━━━━━ Records for this exercise

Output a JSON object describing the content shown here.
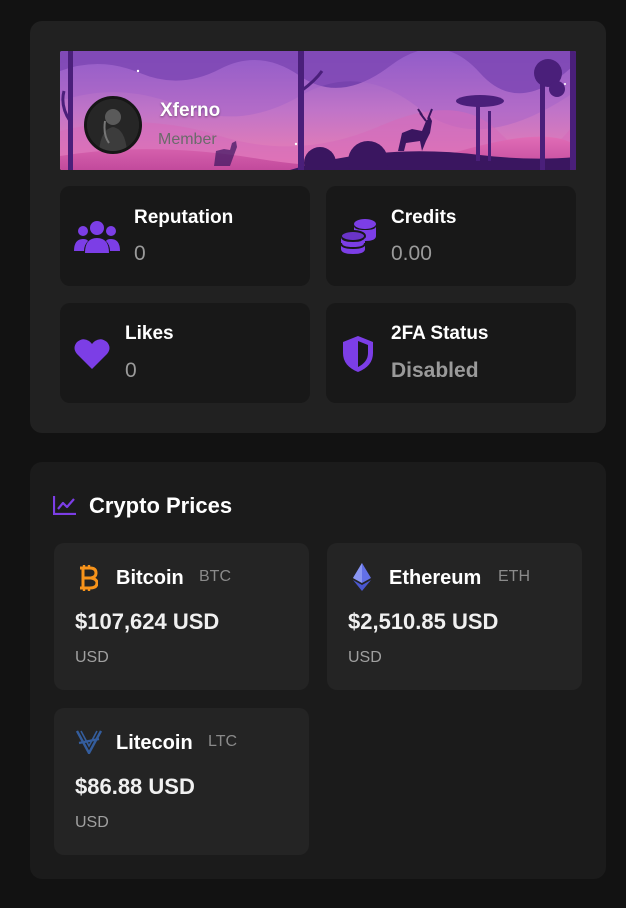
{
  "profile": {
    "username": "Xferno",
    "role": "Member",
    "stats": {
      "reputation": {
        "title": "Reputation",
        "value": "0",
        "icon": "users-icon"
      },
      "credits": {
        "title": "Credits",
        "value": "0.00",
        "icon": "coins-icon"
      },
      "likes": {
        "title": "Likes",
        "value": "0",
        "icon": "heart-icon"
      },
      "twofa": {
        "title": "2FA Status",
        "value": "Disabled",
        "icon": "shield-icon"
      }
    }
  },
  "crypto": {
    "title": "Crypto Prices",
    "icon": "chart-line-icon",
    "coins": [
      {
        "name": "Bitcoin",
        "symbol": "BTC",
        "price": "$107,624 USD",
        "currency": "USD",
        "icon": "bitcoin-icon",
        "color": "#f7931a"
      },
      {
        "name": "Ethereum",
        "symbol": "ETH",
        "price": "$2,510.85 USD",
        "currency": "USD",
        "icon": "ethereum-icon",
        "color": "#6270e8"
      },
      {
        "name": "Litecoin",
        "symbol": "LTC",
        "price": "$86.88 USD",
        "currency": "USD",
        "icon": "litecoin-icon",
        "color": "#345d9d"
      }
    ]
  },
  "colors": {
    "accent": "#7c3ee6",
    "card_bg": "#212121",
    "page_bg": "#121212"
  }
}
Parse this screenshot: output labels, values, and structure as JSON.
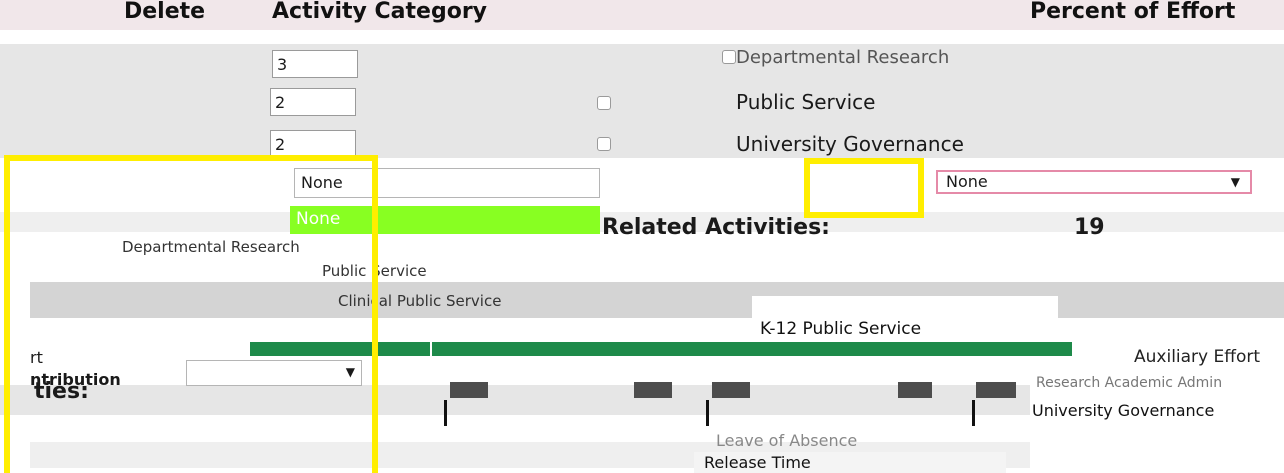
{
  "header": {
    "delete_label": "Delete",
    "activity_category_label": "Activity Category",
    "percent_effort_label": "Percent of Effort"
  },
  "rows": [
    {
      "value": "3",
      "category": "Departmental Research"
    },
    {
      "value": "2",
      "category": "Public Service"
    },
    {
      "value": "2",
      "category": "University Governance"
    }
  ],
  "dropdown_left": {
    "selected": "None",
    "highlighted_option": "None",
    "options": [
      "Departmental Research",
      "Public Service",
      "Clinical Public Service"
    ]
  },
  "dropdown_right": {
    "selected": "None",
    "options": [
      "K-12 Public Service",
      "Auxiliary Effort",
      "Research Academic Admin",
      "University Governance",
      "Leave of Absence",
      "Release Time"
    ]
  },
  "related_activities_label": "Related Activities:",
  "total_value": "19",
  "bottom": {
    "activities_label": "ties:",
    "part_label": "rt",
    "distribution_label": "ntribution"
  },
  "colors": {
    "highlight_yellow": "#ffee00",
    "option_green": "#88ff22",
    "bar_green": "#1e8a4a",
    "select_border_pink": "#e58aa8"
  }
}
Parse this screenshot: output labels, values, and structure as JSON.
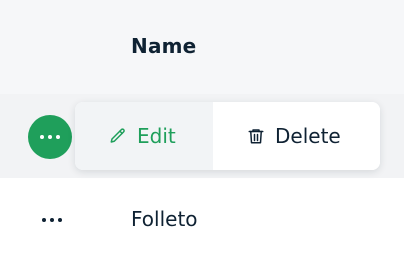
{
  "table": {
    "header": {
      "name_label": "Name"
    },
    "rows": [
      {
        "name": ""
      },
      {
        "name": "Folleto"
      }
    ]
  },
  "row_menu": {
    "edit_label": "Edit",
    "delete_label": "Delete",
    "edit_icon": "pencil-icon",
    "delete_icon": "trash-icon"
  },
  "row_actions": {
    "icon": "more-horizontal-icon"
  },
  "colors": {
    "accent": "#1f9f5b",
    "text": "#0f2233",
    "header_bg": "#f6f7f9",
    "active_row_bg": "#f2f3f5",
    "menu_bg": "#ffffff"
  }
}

━━━━━━━━━━
━━━━━ Records for this exercise

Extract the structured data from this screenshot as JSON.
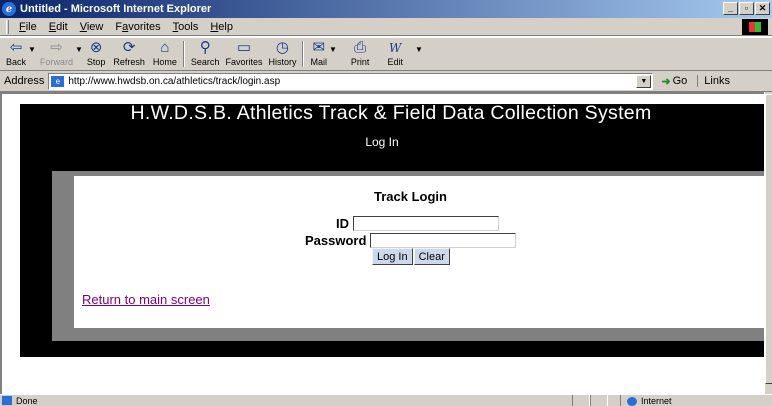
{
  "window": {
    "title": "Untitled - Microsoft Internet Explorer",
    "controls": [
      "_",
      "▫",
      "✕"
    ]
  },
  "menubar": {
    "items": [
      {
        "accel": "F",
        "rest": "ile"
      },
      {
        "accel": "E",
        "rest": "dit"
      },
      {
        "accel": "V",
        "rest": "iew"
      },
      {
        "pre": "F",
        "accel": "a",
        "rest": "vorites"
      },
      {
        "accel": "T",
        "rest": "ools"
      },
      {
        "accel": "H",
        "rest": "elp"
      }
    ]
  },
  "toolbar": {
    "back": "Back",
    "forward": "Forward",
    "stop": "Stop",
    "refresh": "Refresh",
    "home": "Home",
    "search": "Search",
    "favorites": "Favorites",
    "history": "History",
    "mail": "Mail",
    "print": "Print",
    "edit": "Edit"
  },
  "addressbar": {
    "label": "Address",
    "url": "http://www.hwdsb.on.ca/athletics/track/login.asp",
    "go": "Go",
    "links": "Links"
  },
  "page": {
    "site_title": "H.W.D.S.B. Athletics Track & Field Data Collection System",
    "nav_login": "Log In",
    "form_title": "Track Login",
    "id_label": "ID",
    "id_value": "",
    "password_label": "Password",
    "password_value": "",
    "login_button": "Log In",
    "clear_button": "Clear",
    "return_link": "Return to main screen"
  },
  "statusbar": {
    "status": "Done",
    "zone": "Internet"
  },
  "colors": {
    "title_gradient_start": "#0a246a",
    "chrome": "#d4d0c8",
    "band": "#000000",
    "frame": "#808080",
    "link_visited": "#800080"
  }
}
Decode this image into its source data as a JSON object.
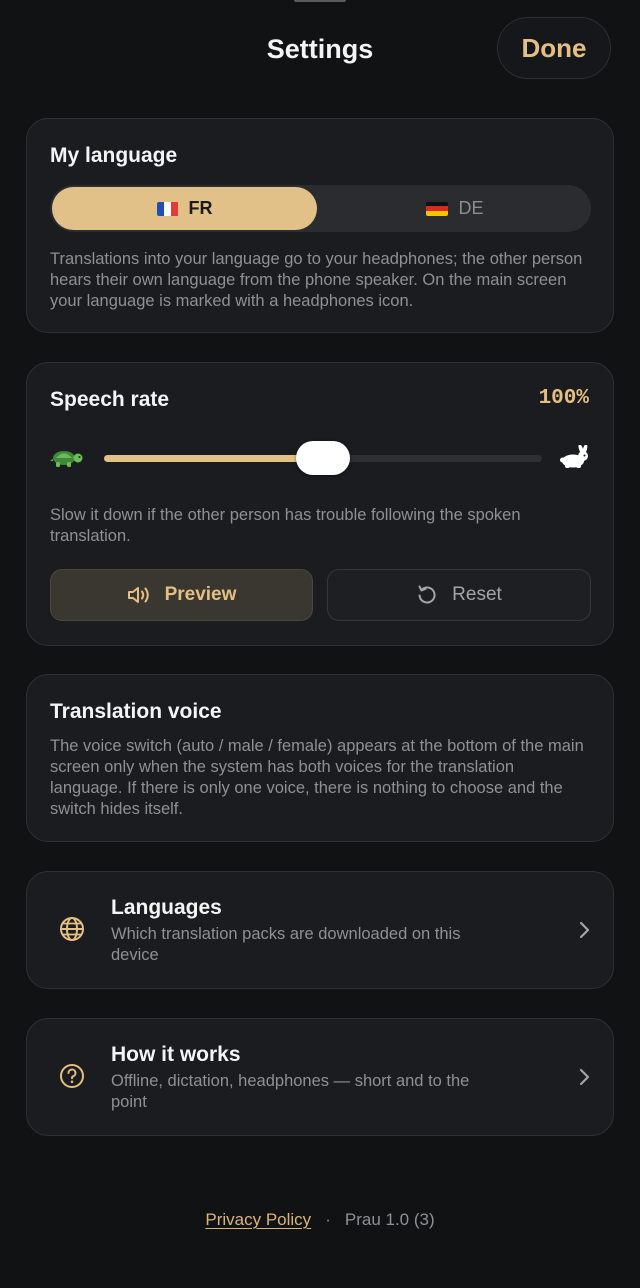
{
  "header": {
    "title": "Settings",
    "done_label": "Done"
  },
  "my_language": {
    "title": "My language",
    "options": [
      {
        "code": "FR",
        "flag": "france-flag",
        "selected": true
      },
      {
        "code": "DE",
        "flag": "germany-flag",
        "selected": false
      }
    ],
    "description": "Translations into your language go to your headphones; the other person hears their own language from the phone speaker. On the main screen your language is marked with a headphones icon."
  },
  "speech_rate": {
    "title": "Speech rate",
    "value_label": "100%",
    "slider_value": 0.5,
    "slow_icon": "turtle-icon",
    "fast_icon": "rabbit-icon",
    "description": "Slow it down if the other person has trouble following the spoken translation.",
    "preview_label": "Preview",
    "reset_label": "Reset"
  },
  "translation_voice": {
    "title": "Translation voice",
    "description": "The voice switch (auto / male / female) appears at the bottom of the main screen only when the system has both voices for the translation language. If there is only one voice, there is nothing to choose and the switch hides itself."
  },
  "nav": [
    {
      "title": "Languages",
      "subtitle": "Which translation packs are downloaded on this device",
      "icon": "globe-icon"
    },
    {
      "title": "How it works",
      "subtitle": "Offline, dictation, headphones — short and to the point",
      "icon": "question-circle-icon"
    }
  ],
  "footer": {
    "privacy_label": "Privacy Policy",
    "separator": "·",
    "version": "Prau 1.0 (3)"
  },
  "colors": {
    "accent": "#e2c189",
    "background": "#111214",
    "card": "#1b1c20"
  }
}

━━━━━━━━━━

__What to do__
Look through the data and show every line containing "Service".

__Completed exercise__
      "category": "Public Service"
      "Public Service",
      "Clinical Public Service"
      "K-12 Public Service",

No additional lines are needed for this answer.